Samantha Power is correct that the Israelis would listen to the United Nations more if it was seen as an honest broker trying to bring peace to the region. I hope that one day there will be peace between the Israelis and the Palestinians. It will happen when the parties sit down and negotiate.
One-sided UN resolutions that focus on Israel only encourage the Palestinians to remain intractable. The good news is that this resolution is not legally binding. In fact, most of the resolutions at the UN are not binding by international law.
All of the resolutions from the UN General Assembly are non-binding proposals, which are only worth looking at to determine the current mood of the member states.
The Security Council resolutions are based on either Chapter VI or Chapter VII of the UN Charter. The first kind of Security Council resolution is based on Chapter VI of the UN Charter, which is entitled: “Peaceful Settlement of Disputes.”
All of the resolutions, pertaining to Israel, including the one passed this past week, are Chapter VI resolutions. Chapter VI resolutions are not legally binding.
After Iraq invaded Kuwait in 1990, all of the resolutions in regards to Iraq were based on Chapter VII of the UN Charter. This chapter is appropriately entitled: “Action with Respect to Threats to the Peace, Breaches of the Peace, and Acts of Aggression.” Unlike Chapter VI resolutions, those under Chapter VII are legally binding. At least none of these has yet been directed at Israel.
Meanwhile, the Obama administration’s parting shot at Israel shows just how much President Obama detests Prime Minister Netanyahu. I have no doubt the Trump administration will be have a much better relationship with Israel.

**INFORMATION SUPPLIED:**
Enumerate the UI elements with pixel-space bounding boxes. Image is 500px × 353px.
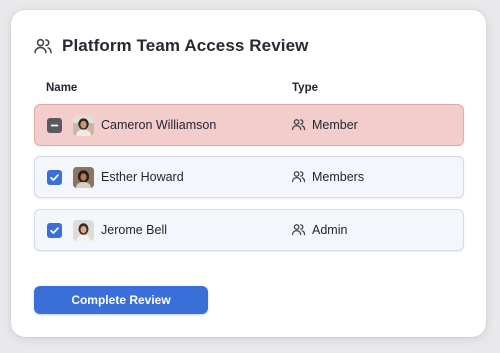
card-header: Platform Team Access Review xyxy=(33,36,308,56)
users-icon xyxy=(291,224,306,236)
row-checkbox[interactable] xyxy=(47,170,62,185)
member-name: Cameron Williamson xyxy=(101,118,217,132)
row-checkbox[interactable] xyxy=(47,223,62,238)
member-type: Member xyxy=(312,118,358,132)
member-name: Jerome Bell xyxy=(101,223,167,237)
avatar xyxy=(73,167,94,188)
complete-review-button[interactable]: Complete Review xyxy=(34,286,208,314)
table-row[interactable]: Esther Howard Members xyxy=(34,156,464,198)
checkmark-icon xyxy=(50,227,59,234)
users-icon xyxy=(291,171,306,183)
page-title: Platform Team Access Review xyxy=(62,36,309,55)
member-type: Members xyxy=(312,170,365,184)
users-icon xyxy=(34,38,52,54)
column-header-type: Type xyxy=(292,82,318,94)
table-row[interactable]: Cameron Williamson Member xyxy=(34,104,464,146)
column-header-name: Name xyxy=(46,82,78,94)
avatar xyxy=(73,115,94,136)
users-icon xyxy=(291,119,306,131)
member-type: Admin xyxy=(312,223,348,237)
table-row[interactable]: Jerome Bell Admin xyxy=(34,209,464,251)
access-review-card: Platform Team Access Review Name Type Ca… xyxy=(11,10,486,337)
row-checkbox[interactable] xyxy=(47,118,62,133)
checkmark-icon xyxy=(50,174,59,181)
member-name: Esther Howard xyxy=(101,170,184,184)
avatar xyxy=(73,220,94,241)
minus-icon xyxy=(50,124,59,127)
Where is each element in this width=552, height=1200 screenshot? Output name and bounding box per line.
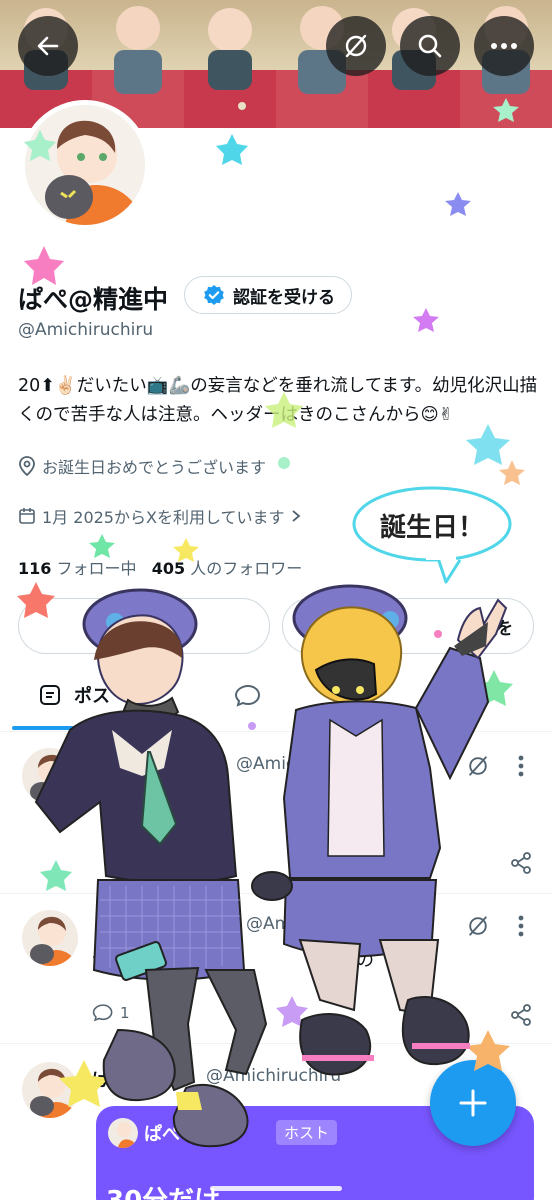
space-host-avatar [108,1118,138,1148]
post-handle: @Amichiru [246,914,339,934]
back-button[interactable] [18,16,78,76]
space-host-badge: ホスト [276,1120,338,1145]
post-avatar[interactable] [22,1062,78,1118]
calendar-icon [19,508,35,524]
avatar-illustration [30,754,78,804]
post-author-name: ぱぺ [92,1070,128,1091]
space-host-name: ぱぺ [144,1124,180,1145]
followers-label[interactable]: 人のフォロワー [190,559,302,578]
profile-bio: 20⬆✌🏻だいたい📺🦾の妄言などを垂れ流してます。幼児化沢山描くので苦手な人は注… [18,376,538,425]
post-avatar[interactable] [22,910,78,966]
profile-handle: @Amichiruchiru [18,320,154,340]
post-more-button[interactable] [510,750,532,782]
tab-replies[interactable] [234,682,262,714]
post-text: 音 [92,950,110,971]
profile-tabs: ポス [0,662,552,732]
joined-row: 1月 2025からXを利用しています [18,504,302,528]
post-text-tail: めるの [320,950,374,971]
following-label[interactable]: フォロー中 [57,559,137,578]
speech-bubble: 誕生日！ [352,486,512,584]
profile-avatar[interactable] [20,100,150,230]
share-icon [511,852,531,874]
chevron-right-icon[interactable] [290,509,302,523]
no-signal-icon [469,916,487,936]
following-count[interactable]: 116 [18,559,51,578]
avatar-illustration [30,916,78,966]
post-handle: @Amichi [236,754,311,774]
display-name: ぱぺ@精進中 [18,285,169,314]
reply-tab-icon [234,684,261,707]
plus-icon [459,1089,487,1117]
post-share-button[interactable] [508,1002,534,1028]
post-avatar[interactable] [22,748,78,804]
no-signal-icon [345,34,367,58]
post-mute-button[interactable] [462,750,494,782]
follow-stats: 116 フォロー中 405 人のフォロワー [18,555,302,579]
search-icon [418,34,442,58]
get-verified-button[interactable]: 認証を受ける [184,276,352,314]
followers-count[interactable]: 405 [152,559,185,578]
no-signal-icon [469,756,487,776]
more-vertical-icon [518,755,524,777]
post-more-button[interactable] [510,910,532,942]
post-handle: @Amichiruchiru [206,1066,342,1086]
tab-posts-label: ポス [74,686,110,707]
posts-tab-icon [40,685,60,705]
reply-count: 1 [120,1004,130,1022]
post-item[interactable]: @Amichiru 音 めるの 1 [0,894,552,1044]
post-share-button[interactable] [508,850,534,876]
reply-button[interactable]: 1 [92,1002,130,1024]
location-pin-icon [19,456,35,476]
birthday-row: お誕生日おめでとうございます [18,454,266,478]
avatar-illustration [30,1068,78,1118]
post-mute-button[interactable] [462,910,494,942]
profile-action-button[interactable]: ルを [282,598,534,654]
profile-action-label: ルを [479,618,513,639]
compose-button[interactable] [430,1060,516,1146]
header-tile [184,0,276,128]
space-title: 30分だけ [106,1180,220,1200]
share-icon [511,1004,531,1026]
more-button[interactable] [474,16,534,76]
tab-active-indicator [12,726,172,730]
post-item[interactable]: @Amichi [0,732,552,894]
tab-posts[interactable]: ポス [38,682,110,708]
speech-bubble-text: 誕生日！ [380,513,484,543]
home-indicator [210,1186,342,1191]
arrow-left-icon [37,36,59,56]
joined-text: 1月 2025からXを利用しています [42,508,285,527]
search-button[interactable] [400,16,460,76]
get-verified-label: 認証を受ける [233,287,335,308]
verified-badge-icon [204,285,224,305]
birthday-text: お誕生日おめでとうございます [42,458,267,477]
reply-icon [92,1004,113,1022]
mute-button[interactable] [326,16,386,76]
edit-profile-button[interactable] [18,598,270,654]
more-vertical-icon [518,915,524,937]
avatar-illustration [25,105,145,225]
more-horizontal-icon [491,43,517,49]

**YOUR TASKS:**
(1) In the opinion piece on UN resolutions and Israel, what is the title of Chapter VI of the UN Charter?
(2) Please supply what comes next in the opinion piece on UN resolutions and Israel, beginning after its final sentence.
None of the entries above have any bearing on this.

**RESPONSES FOR EACH TASK:**
(1) "Peaceful Settlement of Disputes."

(2)
As Donald Trump said in his AIPAC speech earlier this year, “The United Nations is not a friend of democracy. It’s not a friend to freedom. It’s not a friend even to the United States of America.… And it surely isn’t a friend to Israel.” In the same speech, Trump said:
When you live in a society where athletes and movie stars are heroes, little kids want to be athletes and movie stars. In Palestinian society, the heroes are those who murder Jews — we can’t let this continue. You cannot achieve peace if terrorists are treated as martyrs. Glorifying terrorists is a tremendous barrier to peace.… There is no moral equivalency. Israel does not name public squares after terrorists. Israel does not pay its children to stab random Palestinians.
President-elect Trump also pointed out in this speech that Obama’s approach to Israel was wrong:
President Obama thinks that applying pressure to Israel will force the issue, but it’s precisely the opposite. Already, half the population of Palestine has been taken over by the Palestinian ISIS in Hamas, and the other half refuses to confront the first half, so it’s a very difficult situation, but when the United States stands with Israel, the chances of peace actually rise.
I am disappointed with this vote, but it is not legally binding. I am also glad that we will soon have a new president who is a real friend of Israel.